*Task statement*: Scan the records for the word "Father". Copy each line that includes it.

*Extracted records*:
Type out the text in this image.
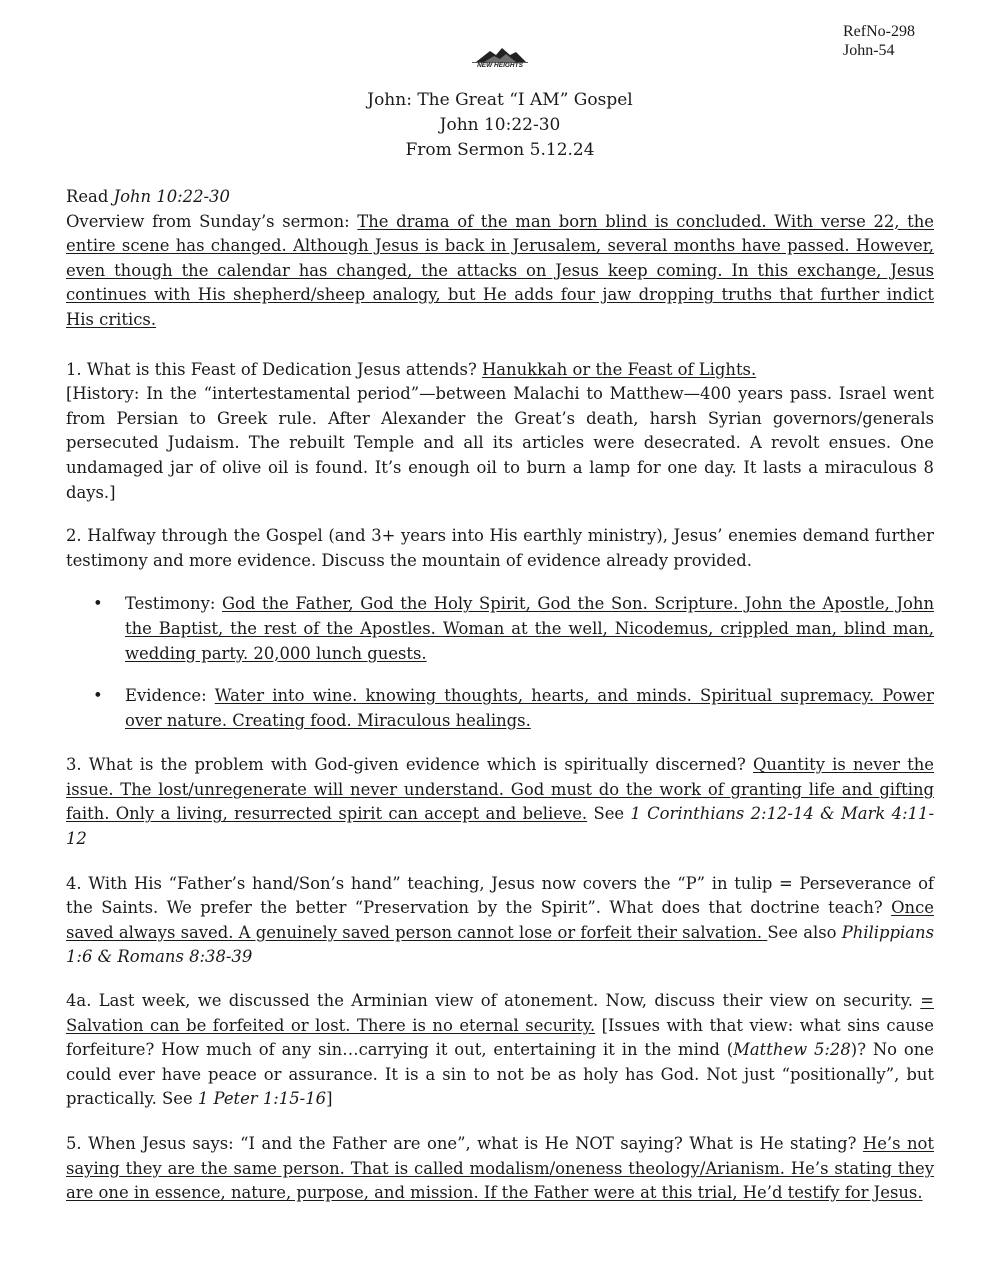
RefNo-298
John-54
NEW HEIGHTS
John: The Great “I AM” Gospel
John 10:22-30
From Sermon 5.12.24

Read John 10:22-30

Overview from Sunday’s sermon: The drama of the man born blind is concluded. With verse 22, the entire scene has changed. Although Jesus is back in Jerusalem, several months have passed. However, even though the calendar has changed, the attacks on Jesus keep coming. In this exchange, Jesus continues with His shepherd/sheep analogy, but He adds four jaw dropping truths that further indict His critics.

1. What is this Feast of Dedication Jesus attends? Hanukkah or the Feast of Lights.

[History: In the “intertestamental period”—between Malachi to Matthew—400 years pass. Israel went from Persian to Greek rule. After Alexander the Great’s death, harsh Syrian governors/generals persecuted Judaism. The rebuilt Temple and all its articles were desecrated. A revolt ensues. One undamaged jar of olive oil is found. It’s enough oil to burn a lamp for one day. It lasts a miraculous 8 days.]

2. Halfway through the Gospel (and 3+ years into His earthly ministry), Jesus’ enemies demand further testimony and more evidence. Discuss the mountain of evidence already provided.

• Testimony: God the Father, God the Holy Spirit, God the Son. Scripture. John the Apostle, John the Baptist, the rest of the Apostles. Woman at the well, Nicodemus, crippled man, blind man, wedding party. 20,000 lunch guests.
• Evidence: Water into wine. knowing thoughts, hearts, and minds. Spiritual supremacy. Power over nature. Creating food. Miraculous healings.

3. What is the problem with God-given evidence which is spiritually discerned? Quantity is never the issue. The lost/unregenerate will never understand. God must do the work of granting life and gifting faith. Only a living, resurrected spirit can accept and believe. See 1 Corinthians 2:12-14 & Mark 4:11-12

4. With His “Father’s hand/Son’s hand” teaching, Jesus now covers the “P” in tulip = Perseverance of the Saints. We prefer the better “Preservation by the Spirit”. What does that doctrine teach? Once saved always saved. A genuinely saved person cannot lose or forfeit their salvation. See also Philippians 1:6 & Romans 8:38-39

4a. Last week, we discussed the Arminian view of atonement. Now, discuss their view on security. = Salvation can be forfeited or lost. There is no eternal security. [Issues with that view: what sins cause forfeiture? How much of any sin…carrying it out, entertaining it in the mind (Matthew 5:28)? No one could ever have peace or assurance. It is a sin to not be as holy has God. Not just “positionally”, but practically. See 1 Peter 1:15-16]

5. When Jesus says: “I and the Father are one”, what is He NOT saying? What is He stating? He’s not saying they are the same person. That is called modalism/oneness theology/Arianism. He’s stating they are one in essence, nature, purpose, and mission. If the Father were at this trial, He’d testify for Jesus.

*Solution for this problem*:
• Testimony: God the Father, God the Holy Spirit, God the Son. Scripture. John the Apostle, John the Baptist, the rest of the Apostles. Woman at the well, Nicodemus, crippled man, blind man, wedding party. 20,000 lunch guests.
4. With His “Father’s hand/Son’s hand” teaching, Jesus now covers the “P” in tulip = Perseverance of the Saints. We prefer the better “Preservation by the Spirit”. What does that doctrine teach? Once saved always saved. A genuinely saved person cannot lose or forfeit their salvation. See also Philippians 1:6 & Romans 8:38-39
5. When Jesus says: “I and the Father are one”, what is He NOT saying? What is He stating? He’s not saying they are the same person. That is called modalism/oneness theology/Arianism. He’s stating they are one in essence, nature, purpose, and mission. If the Father were at this trial, He’d testify for Jesus.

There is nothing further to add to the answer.